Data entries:
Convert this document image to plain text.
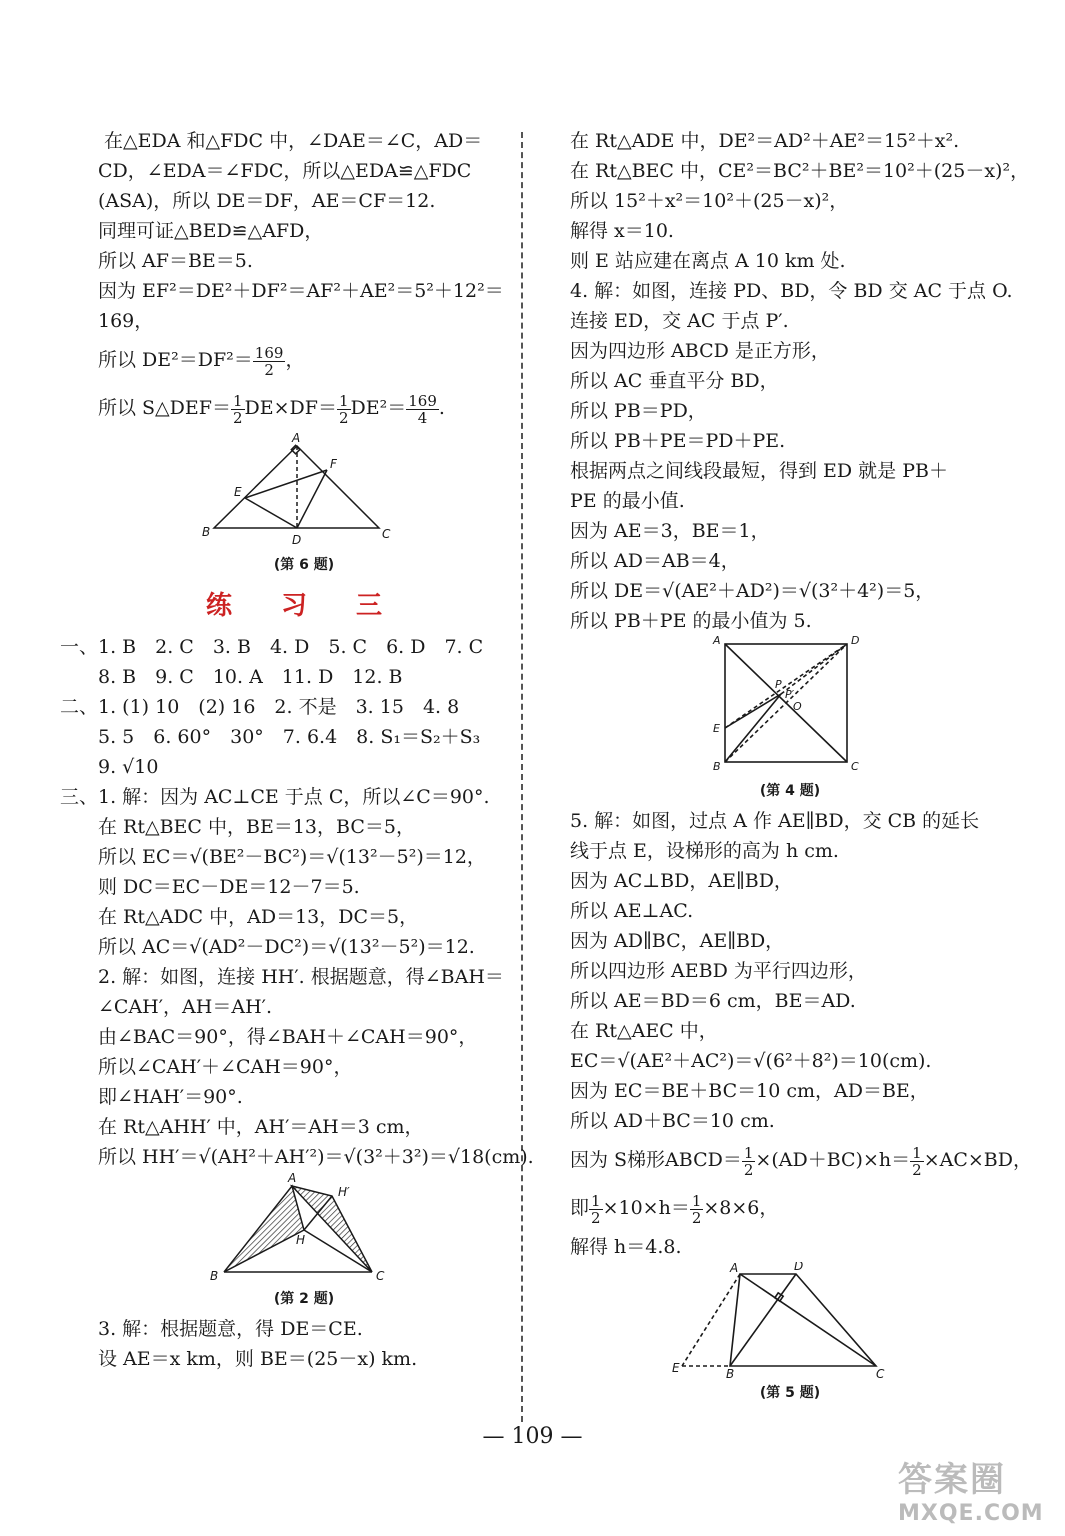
在△EDA 和△FDC 中，∠DAE＝∠C，AD＝
CD，∠EDA＝∠FDC，所以△EDA≌△FDC
(ASA)，所以 DE＝DF，AE＝CF＝12.
同理可证△BED≌△AFD，
所以 AF＝BE＝5.
因为 EF²＝DE²＋DF²＝AF²＋AE²＝5²＋12²＝
169，
所以 $DE^2=DF^2= \frac{169}{2}$ ，
所以 S△DEF＝ $\frac{1}{2} DE\times DF= \frac{1}{2} DE^2= \frac{169}{4}$ .
A
B	C
D
E
F
(第 6 题)
练 习 三
一、1. B　2. C　3. B　4. D　5. C　6. D　7. C
　　8. B　9. C　10. A　11. D　12. B
二、1. (1) 10　(2) 16　2. 不是　3. 15　4. 8
　　5. 5　6. 60°　30°　7. 6.4　8. S₁＝S₂＋S₃
　　9. √10
三、1. 解：因为 AC⊥CE 于点 C，所以∠C＝90°.
在 Rt△BEC 中，BE＝13，BC＝5，
所以 EC＝√(BE²－BC²)＝√(13²－5²)＝12，
则 DC＝EC－DE＝12－7＝5.
在 Rt△ADC 中，AD＝13，DC＝5，
所以 AC＝√(AD²－DC²)＝√(13²－5²)＝12.
2. 解：如图，连接 HH′. 根据题意，得∠BAH＝
∠CAH′，AH＝AH′.
由∠BAC＝90°，得∠BAH＋∠CAH＝90°，
所以∠CAH′＋∠CAH＝90°，
即∠HAH′＝90°.
在 Rt△AHH′ 中，AH′＝AH＝3 cm，
所以 HH′＝√(AH²＋AH′²)＝√(3²＋3²)＝√18(cm).
A
B	C
H
H′
(第 2 题)
3. 解：根据题意，得 DE＝CE.
设 AE＝x km，则 BE＝(25－x) km.
在 Rt△ADE 中，DE²＝AD²＋AE²＝15²＋x².
在 Rt△BEC 中，CE²＝BC²＋BE²＝10²＋(25－x)²，
所以 15²＋x²＝10²＋(25－x)²，
解得 x＝10.
则 E 站应建在离点 A 10 km 处.
4. 解：如图，连接 PD、BD，令 BD 交 AC 于点 O.
连接 ED，交 AC 于点 P′.
因为四边形 ABCD 是正方形，
所以 AC 垂直平分 BD，
所以 PB＝PD，
所以 PB＋PE＝PD＋PE.
根据两点之间线段最短，得到 ED 就是 PB＋
PE 的最小值.
因为 AE＝3，BE＝1，
所以 AD＝AB＝4，
所以 DE＝√(AE²＋AD²)＝√(3²＋4²)＝5，
所以 PB＋PE 的最小值为 5.
A
B	C
D
E
P
P′
O
(第 4 题)
5. 解：如图，过点 A 作 AE∥BD，交 CB 的延长
线于点 E，设梯形的高为 h cm.
因为 AC⊥BD，AE∥BD，
所以 AE⊥AC.
因为 AD∥BC，AE∥BD，
所以四边形 AEBD 为平行四边形，
所以 AE＝BD＝6 cm，BE＝AD.
在 Rt△AEC 中，
EC＝√(AE²＋AC²)＝√(6²＋8²)＝10(cm).
因为 EC＝BE＋BC＝10 cm，AD＝BE，
所以 AD＋BC＝10 cm.
因为 S梯形ABCD＝ $\frac{1}{2} \times(AD+BC)\times h= \frac{1}{2} \times AC\times BD$，
即 $\frac{1}{2} \times 10\times h= \frac{1}{2} \times 8\times 6$，
解得 h＝4.8.
A
B	C
D
E
(第 5 题)
— 109 —
答案圈
MXQE.COM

• **The exercise**: Only lines that contain the word "times" are wanted; copy each of them.

• **Result below**:
所以 S△DEF＝ $\frac{1}{2} DE\times DF= \frac{1}{2} DE^2= \frac{169}{4}$ .
因为 S梯形ABCD＝ $\frac{1}{2} \times(AD+BC)\times h= \frac{1}{2} \times AC\times BD$，
即 $\frac{1}{2} \times 10\times h= \frac{1}{2} \times 8\times 6$，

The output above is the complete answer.